▶ **課題の入力**:
• • • • •
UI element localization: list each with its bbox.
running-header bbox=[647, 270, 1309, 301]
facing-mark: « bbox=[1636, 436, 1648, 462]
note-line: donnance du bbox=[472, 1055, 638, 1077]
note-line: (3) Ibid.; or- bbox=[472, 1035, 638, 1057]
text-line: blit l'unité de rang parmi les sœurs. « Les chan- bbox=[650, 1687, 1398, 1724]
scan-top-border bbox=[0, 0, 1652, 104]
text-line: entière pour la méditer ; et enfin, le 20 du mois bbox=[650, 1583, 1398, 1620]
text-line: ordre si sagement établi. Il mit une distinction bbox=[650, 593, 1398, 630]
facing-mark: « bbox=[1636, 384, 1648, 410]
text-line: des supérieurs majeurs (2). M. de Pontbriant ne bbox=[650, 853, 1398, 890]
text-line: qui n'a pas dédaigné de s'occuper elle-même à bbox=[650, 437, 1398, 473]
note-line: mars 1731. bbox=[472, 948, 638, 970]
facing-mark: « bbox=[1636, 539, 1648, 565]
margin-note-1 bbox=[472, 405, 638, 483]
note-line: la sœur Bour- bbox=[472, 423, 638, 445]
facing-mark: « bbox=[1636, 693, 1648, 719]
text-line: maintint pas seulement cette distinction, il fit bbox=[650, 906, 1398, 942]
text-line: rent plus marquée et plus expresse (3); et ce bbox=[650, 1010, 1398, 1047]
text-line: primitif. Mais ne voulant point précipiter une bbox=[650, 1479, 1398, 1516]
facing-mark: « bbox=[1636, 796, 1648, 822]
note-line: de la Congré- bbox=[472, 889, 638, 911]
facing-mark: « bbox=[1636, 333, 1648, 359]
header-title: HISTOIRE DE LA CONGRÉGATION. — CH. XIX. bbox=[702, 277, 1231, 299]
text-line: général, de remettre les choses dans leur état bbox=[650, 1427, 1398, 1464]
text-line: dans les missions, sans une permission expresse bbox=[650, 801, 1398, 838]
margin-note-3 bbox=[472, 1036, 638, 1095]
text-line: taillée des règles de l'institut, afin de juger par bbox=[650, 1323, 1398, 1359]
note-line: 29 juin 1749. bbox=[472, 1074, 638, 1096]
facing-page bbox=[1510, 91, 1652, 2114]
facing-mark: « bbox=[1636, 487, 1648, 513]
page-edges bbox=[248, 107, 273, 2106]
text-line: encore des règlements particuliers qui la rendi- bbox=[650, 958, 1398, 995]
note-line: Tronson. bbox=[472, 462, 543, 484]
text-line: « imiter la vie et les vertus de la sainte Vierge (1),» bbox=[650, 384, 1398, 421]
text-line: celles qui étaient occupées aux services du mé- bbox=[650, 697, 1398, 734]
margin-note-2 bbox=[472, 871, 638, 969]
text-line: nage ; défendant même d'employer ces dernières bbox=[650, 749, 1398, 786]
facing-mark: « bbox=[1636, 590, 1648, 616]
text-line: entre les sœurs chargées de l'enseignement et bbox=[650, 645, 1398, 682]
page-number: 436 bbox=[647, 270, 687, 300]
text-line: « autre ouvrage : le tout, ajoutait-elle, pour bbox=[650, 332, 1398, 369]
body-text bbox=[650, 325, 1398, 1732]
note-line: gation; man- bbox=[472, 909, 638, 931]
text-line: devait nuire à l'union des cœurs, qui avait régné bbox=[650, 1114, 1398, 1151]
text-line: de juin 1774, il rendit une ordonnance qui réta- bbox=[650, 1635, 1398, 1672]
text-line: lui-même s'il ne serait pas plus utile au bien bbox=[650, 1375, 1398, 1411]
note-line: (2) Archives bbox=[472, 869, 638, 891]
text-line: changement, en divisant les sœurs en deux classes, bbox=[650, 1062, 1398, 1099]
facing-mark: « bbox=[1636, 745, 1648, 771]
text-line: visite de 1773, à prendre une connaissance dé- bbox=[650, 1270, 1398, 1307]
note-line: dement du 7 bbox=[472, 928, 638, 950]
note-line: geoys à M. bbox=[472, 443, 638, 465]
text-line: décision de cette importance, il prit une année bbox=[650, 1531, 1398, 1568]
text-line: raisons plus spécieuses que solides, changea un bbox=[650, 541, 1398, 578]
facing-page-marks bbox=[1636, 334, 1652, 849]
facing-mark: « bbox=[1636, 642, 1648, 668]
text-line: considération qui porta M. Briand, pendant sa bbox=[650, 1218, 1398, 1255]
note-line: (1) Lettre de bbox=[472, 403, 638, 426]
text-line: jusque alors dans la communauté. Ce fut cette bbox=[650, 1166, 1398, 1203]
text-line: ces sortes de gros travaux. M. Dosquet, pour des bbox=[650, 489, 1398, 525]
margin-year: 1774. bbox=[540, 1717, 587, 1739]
• • • • •
上の項目から、「même」という文字列がある行をすべてそのまま抜き出してください。大文字と小文字は区別します。

text-line: qui n'a pas dédaigné de s'occuper elle-même à bbox=[650, 437, 1398, 473]
text-line: nage ; défendant même d'employer ces dernières bbox=[650, 749, 1398, 786]
text-line: lui-même s'il ne serait pas plus utile au bien bbox=[650, 1375, 1398, 1411]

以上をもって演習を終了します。